[Dataset listings of figures]
◇ ◇ ◇ ◇ ◇
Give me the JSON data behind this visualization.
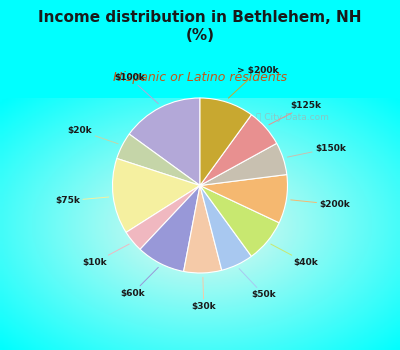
{
  "title": "Income distribution in Bethlehem, NH\n(%)",
  "subtitle": "Hispanic or Latino residents",
  "background_color": "#00FFFF",
  "title_color": "#1a1a1a",
  "subtitle_color": "#c05818",
  "watermark": "City-Data.com",
  "labels": [
    "$100k",
    "$20k",
    "$75k",
    "$10k",
    "$60k",
    "$30k",
    "$50k",
    "$40k",
    "$200k",
    "$150k",
    "$125k",
    "> $200k"
  ],
  "sizes": [
    15,
    5,
    14,
    4,
    9,
    7,
    6,
    8,
    9,
    6,
    7,
    10
  ],
  "colors": [
    "#b3a8d8",
    "#c5d5a8",
    "#f5f0a0",
    "#f0b8c0",
    "#9898d8",
    "#f5caa8",
    "#a8c8f0",
    "#c8e870",
    "#f5b870",
    "#c8c0b0",
    "#e89090",
    "#c8a830"
  ],
  "start_angle": 90,
  "title_fontsize": 11,
  "subtitle_fontsize": 9
}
◇ ◇ ◇ ◇ ◇
# Task prompt
Each line of the data should be quoted exactly, with pictures left out.

# Reply
Give me the JSON data behind this visualization.
{
  "title": "Income distribution in Bethlehem, NH\n(%)",
  "subtitle": "Hispanic or Latino residents",
  "background_color": "#00FFFF",
  "title_color": "#1a1a1a",
  "subtitle_color": "#c05818",
  "watermark": "City-Data.com",
  "labels": [
    "$100k",
    "$20k",
    "$75k",
    "$10k",
    "$60k",
    "$30k",
    "$50k",
    "$40k",
    "$200k",
    "$150k",
    "$125k",
    "> $200k"
  ],
  "sizes": [
    15,
    5,
    14,
    4,
    9,
    7,
    6,
    8,
    9,
    6,
    7,
    10
  ],
  "colors": [
    "#b3a8d8",
    "#c5d5a8",
    "#f5f0a0",
    "#f0b8c0",
    "#9898d8",
    "#f5caa8",
    "#a8c8f0",
    "#c8e870",
    "#f5b870",
    "#c8c0b0",
    "#e89090",
    "#c8a830"
  ],
  "start_angle": 90,
  "title_fontsize": 11,
  "subtitle_fontsize": 9
}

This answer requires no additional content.